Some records
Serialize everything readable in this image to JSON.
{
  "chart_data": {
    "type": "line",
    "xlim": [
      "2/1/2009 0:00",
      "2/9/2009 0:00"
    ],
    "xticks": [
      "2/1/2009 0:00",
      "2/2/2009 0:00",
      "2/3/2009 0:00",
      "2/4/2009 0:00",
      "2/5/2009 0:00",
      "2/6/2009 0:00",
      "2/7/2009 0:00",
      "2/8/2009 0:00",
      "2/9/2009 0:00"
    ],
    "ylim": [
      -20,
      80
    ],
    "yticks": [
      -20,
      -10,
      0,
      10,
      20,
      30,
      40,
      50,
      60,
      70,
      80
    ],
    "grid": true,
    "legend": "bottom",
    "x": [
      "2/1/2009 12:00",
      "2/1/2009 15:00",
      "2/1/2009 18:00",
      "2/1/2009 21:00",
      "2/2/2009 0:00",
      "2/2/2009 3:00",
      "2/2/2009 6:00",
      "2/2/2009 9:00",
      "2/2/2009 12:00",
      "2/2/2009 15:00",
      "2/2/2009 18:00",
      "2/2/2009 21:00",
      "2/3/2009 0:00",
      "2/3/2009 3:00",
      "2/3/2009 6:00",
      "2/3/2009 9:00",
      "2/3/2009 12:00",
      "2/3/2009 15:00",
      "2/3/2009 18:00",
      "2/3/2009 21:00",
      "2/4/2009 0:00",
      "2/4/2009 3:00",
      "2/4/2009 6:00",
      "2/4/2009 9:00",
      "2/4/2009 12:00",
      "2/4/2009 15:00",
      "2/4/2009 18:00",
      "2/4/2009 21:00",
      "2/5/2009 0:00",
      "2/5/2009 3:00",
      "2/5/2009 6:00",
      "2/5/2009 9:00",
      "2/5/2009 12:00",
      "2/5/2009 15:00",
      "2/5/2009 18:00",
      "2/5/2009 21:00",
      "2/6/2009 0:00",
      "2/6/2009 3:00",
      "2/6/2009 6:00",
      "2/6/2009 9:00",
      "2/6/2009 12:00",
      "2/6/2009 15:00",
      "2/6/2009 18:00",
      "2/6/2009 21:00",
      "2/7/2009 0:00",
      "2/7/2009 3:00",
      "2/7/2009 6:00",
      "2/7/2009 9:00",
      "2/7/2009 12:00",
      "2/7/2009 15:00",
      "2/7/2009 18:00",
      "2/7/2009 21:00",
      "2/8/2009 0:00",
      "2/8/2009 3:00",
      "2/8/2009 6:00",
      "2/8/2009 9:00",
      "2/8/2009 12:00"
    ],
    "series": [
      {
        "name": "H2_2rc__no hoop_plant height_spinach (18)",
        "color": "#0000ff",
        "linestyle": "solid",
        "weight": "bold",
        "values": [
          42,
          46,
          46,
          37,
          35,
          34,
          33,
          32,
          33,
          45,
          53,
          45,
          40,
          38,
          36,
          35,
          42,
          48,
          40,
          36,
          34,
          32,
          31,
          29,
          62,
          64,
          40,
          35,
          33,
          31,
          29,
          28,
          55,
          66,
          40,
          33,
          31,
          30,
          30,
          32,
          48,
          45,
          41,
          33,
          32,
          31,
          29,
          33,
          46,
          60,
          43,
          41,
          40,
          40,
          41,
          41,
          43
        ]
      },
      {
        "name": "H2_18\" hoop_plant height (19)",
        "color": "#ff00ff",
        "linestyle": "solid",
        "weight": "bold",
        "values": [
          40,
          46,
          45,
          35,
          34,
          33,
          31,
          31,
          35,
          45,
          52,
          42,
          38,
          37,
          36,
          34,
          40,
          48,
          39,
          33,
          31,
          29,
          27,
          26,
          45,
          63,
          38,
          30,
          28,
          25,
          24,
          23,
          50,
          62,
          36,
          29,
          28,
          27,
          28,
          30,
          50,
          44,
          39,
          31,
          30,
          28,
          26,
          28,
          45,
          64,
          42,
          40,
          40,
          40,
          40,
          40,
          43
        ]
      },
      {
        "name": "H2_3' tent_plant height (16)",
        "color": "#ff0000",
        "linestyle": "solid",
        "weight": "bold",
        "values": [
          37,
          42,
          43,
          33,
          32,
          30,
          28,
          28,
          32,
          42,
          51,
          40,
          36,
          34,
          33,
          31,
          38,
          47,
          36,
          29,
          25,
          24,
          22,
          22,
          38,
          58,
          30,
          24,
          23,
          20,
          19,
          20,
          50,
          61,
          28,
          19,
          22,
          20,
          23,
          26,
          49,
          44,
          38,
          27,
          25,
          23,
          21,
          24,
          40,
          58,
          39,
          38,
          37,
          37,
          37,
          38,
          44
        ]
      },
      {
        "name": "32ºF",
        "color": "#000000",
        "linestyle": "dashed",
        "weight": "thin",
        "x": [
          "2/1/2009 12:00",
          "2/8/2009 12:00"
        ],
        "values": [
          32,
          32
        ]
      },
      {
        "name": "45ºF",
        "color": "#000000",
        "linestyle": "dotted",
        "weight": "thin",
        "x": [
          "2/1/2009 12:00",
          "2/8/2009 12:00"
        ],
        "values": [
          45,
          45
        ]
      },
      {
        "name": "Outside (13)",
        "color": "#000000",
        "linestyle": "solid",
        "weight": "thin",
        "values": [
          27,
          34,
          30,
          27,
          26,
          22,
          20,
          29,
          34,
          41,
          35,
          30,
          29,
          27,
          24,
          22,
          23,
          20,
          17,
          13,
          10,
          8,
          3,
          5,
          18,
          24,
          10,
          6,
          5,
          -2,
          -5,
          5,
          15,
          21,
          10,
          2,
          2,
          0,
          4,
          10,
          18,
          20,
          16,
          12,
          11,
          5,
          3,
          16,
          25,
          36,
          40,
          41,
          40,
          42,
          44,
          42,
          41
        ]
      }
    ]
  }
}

-- Problem to solve --
Copy out all of the lines above exactly.

-- Exercise response --
Serialize everything readable in this image to JSON.
{
  "chart_data": {
    "type": "line",
    "xlim": [
      "2/1/2009 0:00",
      "2/9/2009 0:00"
    ],
    "xticks": [
      "2/1/2009 0:00",
      "2/2/2009 0:00",
      "2/3/2009 0:00",
      "2/4/2009 0:00",
      "2/5/2009 0:00",
      "2/6/2009 0:00",
      "2/7/2009 0:00",
      "2/8/2009 0:00",
      "2/9/2009 0:00"
    ],
    "ylim": [
      -20,
      80
    ],
    "yticks": [
      -20,
      -10,
      0,
      10,
      20,
      30,
      40,
      50,
      60,
      70,
      80
    ],
    "grid": true,
    "legend": "bottom",
    "x": [
      "2/1/2009 12:00",
      "2/1/2009 15:00",
      "2/1/2009 18:00",
      "2/1/2009 21:00",
      "2/2/2009 0:00",
      "2/2/2009 3:00",
      "2/2/2009 6:00",
      "2/2/2009 9:00",
      "2/2/2009 12:00",
      "2/2/2009 15:00",
      "2/2/2009 18:00",
      "2/2/2009 21:00",
      "2/3/2009 0:00",
      "2/3/2009 3:00",
      "2/3/2009 6:00",
      "2/3/2009 9:00",
      "2/3/2009 12:00",
      "2/3/2009 15:00",
      "2/3/2009 18:00",
      "2/3/2009 21:00",
      "2/4/2009 0:00",
      "2/4/2009 3:00",
      "2/4/2009 6:00",
      "2/4/2009 9:00",
      "2/4/2009 12:00",
      "2/4/2009 15:00",
      "2/4/2009 18:00",
      "2/4/2009 21:00",
      "2/5/2009 0:00",
      "2/5/2009 3:00",
      "2/5/2009 6:00",
      "2/5/2009 9:00",
      "2/5/2009 12:00",
      "2/5/2009 15:00",
      "2/5/2009 18:00",
      "2/5/2009 21:00",
      "2/6/2009 0:00",
      "2/6/2009 3:00",
      "2/6/2009 6:00",
      "2/6/2009 9:00",
      "2/6/2009 12:00",
      "2/6/2009 15:00",
      "2/6/2009 18:00",
      "2/6/2009 21:00",
      "2/7/2009 0:00",
      "2/7/2009 3:00",
      "2/7/2009 6:00",
      "2/7/2009 9:00",
      "2/7/2009 12:00",
      "2/7/2009 15:00",
      "2/7/2009 18:00",
      "2/7/2009 21:00",
      "2/8/2009 0:00",
      "2/8/2009 3:00",
      "2/8/2009 6:00",
      "2/8/2009 9:00",
      "2/8/2009 12:00"
    ],
    "series": [
      {
        "name": "H2_2rc__no hoop_plant height_spinach (18)",
        "color": "#0000ff",
        "linestyle": "solid",
        "weight": "bold",
        "values": [
          42,
          46,
          46,
          37,
          35,
          34,
          33,
          32,
          33,
          45,
          53,
          45,
          40,
          38,
          36,
          35,
          42,
          48,
          40,
          36,
          34,
          32,
          31,
          29,
          62,
          64,
          40,
          35,
          33,
          31,
          29,
          28,
          55,
          66,
          40,
          33,
          31,
          30,
          30,
          32,
          48,
          45,
          41,
          33,
          32,
          31,
          29,
          33,
          46,
          60,
          43,
          41,
          40,
          40,
          41,
          41,
          43
        ]
      },
      {
        "name": "H2_18\" hoop_plant height (19)",
        "color": "#ff00ff",
        "linestyle": "solid",
        "weight": "bold",
        "values": [
          40,
          46,
          45,
          35,
          34,
          33,
          31,
          31,
          35,
          45,
          52,
          42,
          38,
          37,
          36,
          34,
          40,
          48,
          39,
          33,
          31,
          29,
          27,
          26,
          45,
          63,
          38,
          30,
          28,
          25,
          24,
          23,
          50,
          62,
          36,
          29,
          28,
          27,
          28,
          30,
          50,
          44,
          39,
          31,
          30,
          28,
          26,
          28,
          45,
          64,
          42,
          40,
          40,
          40,
          40,
          40,
          43
        ]
      },
      {
        "name": "H2_3' tent_plant height (16)",
        "color": "#ff0000",
        "linestyle": "solid",
        "weight": "bold",
        "values": [
          37,
          42,
          43,
          33,
          32,
          30,
          28,
          28,
          32,
          42,
          51,
          40,
          36,
          34,
          33,
          31,
          38,
          47,
          36,
          29,
          25,
          24,
          22,
          22,
          38,
          58,
          30,
          24,
          23,
          20,
          19,
          20,
          50,
          61,
          28,
          19,
          22,
          20,
          23,
          26,
          49,
          44,
          38,
          27,
          25,
          23,
          21,
          24,
          40,
          58,
          39,
          38,
          37,
          37,
          37,
          38,
          44
        ]
      },
      {
        "name": "32ºF",
        "color": "#000000",
        "linestyle": "dashed",
        "weight": "thin",
        "x": [
          "2/1/2009 12:00",
          "2/8/2009 12:00"
        ],
        "values": [
          32,
          32
        ]
      },
      {
        "name": "45ºF",
        "color": "#000000",
        "linestyle": "dotted",
        "weight": "thin",
        "x": [
          "2/1/2009 12:00",
          "2/8/2009 12:00"
        ],
        "values": [
          45,
          45
        ]
      },
      {
        "name": "Outside (13)",
        "color": "#000000",
        "linestyle": "solid",
        "weight": "thin",
        "values": [
          27,
          34,
          30,
          27,
          26,
          22,
          20,
          29,
          34,
          41,
          35,
          30,
          29,
          27,
          24,
          22,
          23,
          20,
          17,
          13,
          10,
          8,
          3,
          5,
          18,
          24,
          10,
          6,
          5,
          -2,
          -5,
          5,
          15,
          21,
          10,
          2,
          2,
          0,
          4,
          10,
          18,
          20,
          16,
          12,
          11,
          5,
          3,
          16,
          25,
          36,
          40,
          41,
          40,
          42,
          44,
          42,
          41
        ]
      }
    ]
  }
}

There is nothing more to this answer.